## BEGIN
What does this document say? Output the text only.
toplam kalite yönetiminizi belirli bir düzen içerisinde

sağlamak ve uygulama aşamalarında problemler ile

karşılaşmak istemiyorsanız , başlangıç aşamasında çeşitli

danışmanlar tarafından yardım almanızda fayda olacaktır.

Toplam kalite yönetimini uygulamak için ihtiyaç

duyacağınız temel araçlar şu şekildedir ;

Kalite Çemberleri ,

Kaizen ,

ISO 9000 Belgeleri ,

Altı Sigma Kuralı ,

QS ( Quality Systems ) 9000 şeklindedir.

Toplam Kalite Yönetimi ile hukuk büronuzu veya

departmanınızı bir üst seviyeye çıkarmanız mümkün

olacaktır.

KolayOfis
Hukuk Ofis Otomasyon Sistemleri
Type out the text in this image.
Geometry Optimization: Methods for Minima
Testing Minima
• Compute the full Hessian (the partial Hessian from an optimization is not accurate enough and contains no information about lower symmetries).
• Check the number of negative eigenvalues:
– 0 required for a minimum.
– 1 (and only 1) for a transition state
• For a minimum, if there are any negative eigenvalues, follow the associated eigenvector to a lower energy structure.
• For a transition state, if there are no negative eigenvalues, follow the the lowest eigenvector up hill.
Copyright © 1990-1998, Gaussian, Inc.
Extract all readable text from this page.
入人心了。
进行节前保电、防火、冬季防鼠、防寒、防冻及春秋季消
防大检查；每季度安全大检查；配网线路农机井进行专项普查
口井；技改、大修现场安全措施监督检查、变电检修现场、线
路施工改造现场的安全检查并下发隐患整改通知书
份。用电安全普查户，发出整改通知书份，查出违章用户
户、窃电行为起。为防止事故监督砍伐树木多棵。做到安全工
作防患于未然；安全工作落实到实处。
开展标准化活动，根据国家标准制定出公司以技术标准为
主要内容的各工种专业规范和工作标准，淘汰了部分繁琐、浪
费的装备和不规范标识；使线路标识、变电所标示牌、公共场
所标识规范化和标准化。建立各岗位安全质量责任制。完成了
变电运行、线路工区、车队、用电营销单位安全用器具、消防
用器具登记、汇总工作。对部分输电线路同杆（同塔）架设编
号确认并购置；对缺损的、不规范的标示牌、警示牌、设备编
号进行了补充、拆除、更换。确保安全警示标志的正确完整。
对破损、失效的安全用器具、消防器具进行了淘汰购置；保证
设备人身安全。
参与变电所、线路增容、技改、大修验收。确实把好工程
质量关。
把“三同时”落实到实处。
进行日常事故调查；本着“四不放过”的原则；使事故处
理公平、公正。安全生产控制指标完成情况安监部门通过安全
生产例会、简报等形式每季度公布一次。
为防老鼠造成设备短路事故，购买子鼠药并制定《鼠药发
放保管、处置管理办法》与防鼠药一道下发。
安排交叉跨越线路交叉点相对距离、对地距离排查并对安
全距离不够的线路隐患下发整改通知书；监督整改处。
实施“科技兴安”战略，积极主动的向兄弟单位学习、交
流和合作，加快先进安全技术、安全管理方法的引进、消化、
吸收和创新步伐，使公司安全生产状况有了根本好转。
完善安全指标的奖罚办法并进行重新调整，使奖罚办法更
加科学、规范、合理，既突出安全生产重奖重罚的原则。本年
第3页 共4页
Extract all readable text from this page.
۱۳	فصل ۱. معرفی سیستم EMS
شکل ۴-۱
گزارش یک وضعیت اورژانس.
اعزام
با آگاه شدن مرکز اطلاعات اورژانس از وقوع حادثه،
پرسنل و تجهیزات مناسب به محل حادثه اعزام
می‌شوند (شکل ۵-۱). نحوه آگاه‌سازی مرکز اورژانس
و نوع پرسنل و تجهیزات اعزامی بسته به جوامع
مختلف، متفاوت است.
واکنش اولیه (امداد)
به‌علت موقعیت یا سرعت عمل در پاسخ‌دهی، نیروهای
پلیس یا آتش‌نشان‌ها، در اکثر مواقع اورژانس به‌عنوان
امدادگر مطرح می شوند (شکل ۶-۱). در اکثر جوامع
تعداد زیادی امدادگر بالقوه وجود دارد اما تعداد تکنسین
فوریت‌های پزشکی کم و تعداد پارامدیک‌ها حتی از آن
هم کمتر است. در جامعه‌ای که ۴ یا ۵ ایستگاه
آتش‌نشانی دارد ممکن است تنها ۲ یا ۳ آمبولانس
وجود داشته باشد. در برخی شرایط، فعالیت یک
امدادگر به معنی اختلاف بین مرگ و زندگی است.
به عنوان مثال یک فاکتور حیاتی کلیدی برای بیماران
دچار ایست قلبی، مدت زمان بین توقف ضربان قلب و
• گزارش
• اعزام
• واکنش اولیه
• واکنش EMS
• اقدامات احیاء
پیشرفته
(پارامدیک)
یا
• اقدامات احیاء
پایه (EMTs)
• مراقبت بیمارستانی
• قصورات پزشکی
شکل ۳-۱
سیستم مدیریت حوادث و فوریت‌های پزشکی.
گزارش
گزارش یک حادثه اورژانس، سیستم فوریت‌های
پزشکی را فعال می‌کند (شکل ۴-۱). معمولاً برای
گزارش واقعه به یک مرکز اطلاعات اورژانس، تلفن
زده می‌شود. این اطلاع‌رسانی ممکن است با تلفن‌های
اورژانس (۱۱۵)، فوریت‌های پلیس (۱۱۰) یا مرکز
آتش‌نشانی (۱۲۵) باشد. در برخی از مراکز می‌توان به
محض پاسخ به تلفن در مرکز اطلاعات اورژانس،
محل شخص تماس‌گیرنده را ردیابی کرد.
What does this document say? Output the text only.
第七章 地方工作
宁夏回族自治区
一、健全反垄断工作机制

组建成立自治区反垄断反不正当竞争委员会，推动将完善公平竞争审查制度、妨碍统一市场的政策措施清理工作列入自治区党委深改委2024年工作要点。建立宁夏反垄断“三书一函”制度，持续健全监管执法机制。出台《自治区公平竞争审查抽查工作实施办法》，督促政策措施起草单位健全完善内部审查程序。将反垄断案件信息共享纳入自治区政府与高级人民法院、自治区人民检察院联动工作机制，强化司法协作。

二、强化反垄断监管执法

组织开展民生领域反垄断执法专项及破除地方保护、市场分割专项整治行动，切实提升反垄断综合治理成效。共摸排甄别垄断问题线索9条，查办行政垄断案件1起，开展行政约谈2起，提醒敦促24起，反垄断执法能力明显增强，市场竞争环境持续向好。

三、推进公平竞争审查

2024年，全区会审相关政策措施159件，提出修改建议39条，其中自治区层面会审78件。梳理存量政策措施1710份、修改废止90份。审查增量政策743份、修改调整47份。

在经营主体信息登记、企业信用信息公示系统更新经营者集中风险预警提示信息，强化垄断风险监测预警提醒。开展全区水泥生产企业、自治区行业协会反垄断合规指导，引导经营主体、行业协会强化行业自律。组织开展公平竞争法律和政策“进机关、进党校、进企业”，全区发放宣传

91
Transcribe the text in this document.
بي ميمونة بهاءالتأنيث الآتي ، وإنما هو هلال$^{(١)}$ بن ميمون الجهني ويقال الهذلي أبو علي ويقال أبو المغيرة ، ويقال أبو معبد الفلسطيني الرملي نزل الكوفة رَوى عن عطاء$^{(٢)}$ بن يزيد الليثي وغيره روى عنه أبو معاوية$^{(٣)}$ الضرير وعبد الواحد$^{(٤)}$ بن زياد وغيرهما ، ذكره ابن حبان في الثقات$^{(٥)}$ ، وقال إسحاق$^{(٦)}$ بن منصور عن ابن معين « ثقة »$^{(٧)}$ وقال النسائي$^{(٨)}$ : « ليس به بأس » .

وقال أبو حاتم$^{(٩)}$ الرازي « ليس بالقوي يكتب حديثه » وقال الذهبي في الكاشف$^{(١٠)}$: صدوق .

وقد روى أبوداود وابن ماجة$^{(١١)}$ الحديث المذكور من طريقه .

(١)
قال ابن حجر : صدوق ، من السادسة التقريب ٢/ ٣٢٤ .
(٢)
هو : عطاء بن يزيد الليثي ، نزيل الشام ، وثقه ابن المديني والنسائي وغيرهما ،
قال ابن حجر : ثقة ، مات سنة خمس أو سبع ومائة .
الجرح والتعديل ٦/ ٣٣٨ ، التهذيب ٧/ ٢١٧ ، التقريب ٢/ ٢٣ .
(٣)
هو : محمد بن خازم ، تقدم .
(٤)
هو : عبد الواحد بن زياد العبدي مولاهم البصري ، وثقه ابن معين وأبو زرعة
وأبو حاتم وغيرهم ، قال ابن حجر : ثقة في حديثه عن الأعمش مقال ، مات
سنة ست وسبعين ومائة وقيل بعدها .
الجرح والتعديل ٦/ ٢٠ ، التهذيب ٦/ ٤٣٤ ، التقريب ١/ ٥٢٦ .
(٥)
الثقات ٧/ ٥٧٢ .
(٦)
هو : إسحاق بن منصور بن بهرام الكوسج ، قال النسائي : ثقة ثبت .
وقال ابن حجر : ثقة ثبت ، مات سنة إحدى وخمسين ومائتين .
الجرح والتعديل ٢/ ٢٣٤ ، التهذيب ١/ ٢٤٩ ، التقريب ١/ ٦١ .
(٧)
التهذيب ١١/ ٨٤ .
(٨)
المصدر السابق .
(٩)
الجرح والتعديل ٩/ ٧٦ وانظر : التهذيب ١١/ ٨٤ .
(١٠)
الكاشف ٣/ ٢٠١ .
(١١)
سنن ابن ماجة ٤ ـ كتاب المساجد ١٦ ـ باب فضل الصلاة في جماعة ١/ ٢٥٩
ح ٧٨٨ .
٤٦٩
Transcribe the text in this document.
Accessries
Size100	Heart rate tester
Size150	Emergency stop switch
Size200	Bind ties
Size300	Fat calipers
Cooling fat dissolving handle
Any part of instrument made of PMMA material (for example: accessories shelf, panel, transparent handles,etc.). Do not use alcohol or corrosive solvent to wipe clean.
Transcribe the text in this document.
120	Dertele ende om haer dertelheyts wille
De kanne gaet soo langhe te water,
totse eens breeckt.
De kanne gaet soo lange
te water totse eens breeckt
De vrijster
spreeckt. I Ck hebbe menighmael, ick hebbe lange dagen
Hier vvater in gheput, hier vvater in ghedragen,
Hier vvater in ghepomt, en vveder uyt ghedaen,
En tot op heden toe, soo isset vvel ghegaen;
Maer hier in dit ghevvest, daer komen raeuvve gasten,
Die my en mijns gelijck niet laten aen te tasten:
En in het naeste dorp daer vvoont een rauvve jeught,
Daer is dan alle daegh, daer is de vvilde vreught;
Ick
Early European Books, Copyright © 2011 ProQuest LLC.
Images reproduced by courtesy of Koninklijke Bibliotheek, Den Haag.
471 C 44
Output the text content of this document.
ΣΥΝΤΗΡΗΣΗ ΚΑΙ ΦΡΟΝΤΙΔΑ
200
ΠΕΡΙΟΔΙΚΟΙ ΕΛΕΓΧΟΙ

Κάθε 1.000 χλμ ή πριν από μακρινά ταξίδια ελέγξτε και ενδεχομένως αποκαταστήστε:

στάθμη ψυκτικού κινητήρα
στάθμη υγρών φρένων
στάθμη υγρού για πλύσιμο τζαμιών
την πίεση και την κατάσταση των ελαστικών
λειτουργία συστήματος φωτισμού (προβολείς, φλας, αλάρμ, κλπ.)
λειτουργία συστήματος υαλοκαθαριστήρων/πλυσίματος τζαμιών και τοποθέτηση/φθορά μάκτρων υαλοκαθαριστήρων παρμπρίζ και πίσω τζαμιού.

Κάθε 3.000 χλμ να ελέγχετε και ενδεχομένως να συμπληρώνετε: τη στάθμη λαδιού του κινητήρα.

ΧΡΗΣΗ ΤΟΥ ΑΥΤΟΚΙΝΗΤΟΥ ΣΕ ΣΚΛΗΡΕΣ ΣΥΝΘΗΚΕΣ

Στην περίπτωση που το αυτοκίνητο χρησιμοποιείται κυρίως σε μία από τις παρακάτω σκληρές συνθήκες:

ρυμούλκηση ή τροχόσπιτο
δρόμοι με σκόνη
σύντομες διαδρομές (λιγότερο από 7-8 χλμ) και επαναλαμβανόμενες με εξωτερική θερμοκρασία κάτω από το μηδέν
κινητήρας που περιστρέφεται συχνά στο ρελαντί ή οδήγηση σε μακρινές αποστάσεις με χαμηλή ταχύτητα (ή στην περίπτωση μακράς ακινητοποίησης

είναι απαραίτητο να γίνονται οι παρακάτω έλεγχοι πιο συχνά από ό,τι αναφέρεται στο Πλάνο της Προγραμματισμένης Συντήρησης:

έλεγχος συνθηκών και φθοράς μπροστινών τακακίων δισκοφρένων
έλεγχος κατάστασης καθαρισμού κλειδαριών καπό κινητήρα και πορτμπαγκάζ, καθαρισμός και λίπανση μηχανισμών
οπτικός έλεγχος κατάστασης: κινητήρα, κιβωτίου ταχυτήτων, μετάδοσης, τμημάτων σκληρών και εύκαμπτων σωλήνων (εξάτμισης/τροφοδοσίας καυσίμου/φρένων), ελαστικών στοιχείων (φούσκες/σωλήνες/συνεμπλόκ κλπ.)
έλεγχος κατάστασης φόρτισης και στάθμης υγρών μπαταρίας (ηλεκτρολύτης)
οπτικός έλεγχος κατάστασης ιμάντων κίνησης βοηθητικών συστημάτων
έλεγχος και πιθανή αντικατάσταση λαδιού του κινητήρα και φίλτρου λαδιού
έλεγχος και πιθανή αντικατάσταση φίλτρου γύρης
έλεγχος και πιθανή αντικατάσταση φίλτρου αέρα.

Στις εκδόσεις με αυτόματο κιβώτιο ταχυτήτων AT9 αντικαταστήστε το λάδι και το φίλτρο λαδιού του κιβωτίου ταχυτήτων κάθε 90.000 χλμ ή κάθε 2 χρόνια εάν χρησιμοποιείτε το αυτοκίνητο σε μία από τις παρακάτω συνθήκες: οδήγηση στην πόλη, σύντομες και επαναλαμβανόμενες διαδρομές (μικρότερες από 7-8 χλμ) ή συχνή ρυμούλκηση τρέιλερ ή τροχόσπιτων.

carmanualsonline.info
## END
Request: Find the string "تعداد" in the records, then copy each line where it occurs.

Output:
تعداد زیادی امدادگر بالقوه وجود دارد اما تعداد تکنسین
فوریت‌های پزشکی کم و تعداد پارامدیک‌ها حتی از آن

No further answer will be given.